From the entries that follow, list every line in which the string "this" appears.

+---+

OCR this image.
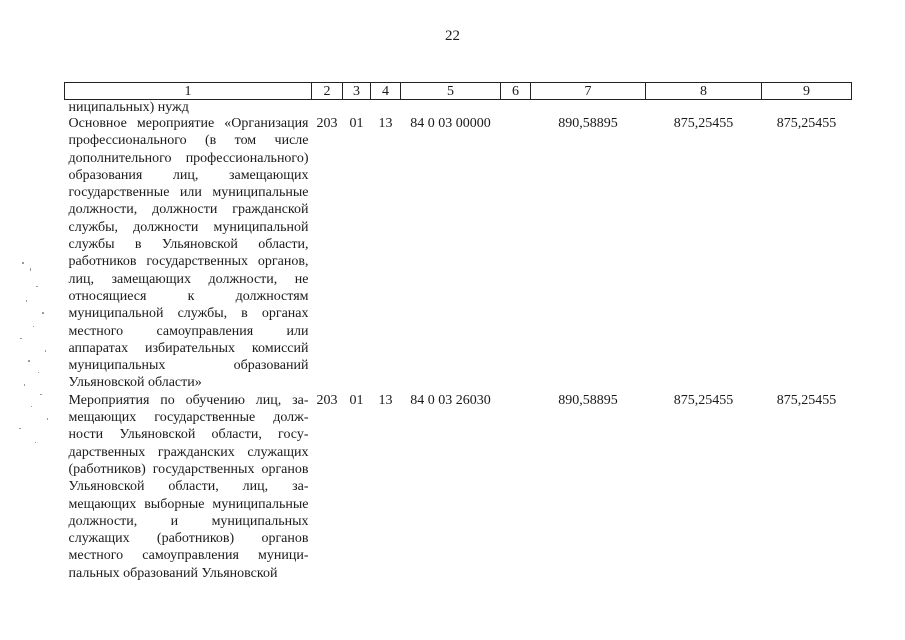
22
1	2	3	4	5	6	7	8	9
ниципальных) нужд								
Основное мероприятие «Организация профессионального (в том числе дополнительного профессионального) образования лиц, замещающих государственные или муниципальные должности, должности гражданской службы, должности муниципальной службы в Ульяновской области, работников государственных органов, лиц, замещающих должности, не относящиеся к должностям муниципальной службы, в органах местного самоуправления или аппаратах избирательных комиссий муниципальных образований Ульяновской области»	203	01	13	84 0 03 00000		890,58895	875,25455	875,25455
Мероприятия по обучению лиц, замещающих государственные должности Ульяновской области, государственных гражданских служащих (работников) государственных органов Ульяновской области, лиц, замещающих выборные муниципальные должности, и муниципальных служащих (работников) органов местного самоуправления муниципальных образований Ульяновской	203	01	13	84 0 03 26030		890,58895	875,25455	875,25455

+---+

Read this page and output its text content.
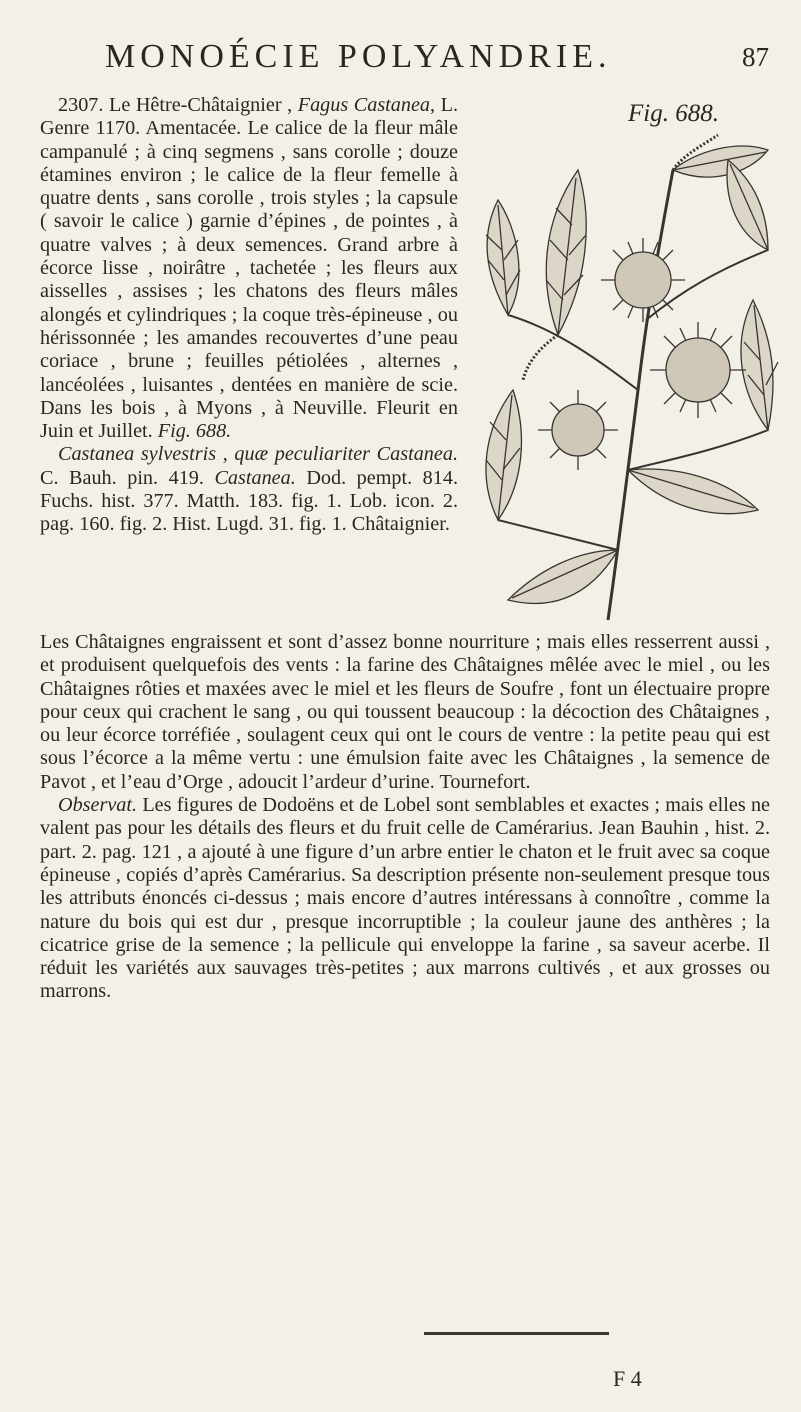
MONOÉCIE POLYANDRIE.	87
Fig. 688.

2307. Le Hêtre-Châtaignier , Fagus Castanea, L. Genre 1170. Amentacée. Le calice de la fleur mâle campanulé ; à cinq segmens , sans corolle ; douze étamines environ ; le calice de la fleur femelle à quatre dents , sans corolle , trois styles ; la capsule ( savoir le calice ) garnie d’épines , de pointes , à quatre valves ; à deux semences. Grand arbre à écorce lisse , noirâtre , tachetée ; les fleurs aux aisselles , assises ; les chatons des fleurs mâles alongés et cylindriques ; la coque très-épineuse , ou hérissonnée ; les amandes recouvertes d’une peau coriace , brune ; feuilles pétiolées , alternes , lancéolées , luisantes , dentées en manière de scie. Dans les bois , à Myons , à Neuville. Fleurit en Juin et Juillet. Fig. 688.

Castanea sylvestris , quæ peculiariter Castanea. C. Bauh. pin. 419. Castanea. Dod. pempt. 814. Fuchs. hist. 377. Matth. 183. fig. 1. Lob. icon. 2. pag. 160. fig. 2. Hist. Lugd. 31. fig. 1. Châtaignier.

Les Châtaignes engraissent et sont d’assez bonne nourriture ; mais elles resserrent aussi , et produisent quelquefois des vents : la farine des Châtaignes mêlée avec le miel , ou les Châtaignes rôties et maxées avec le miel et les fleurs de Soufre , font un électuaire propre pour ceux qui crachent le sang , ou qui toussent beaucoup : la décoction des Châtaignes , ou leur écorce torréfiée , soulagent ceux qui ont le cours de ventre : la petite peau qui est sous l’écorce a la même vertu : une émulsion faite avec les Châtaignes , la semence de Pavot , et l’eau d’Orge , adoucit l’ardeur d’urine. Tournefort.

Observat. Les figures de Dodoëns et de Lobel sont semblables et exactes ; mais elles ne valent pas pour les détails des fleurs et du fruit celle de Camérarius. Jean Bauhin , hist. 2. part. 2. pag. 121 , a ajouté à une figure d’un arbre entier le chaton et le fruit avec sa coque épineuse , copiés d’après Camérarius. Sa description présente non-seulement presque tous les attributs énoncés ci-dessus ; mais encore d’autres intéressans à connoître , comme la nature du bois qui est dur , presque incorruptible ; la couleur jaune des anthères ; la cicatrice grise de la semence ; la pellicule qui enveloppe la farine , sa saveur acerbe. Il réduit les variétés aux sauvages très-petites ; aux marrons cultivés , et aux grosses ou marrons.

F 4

+---+

▸ THE COMPLETED TASK
OCR this image.
Read this page and output its text content.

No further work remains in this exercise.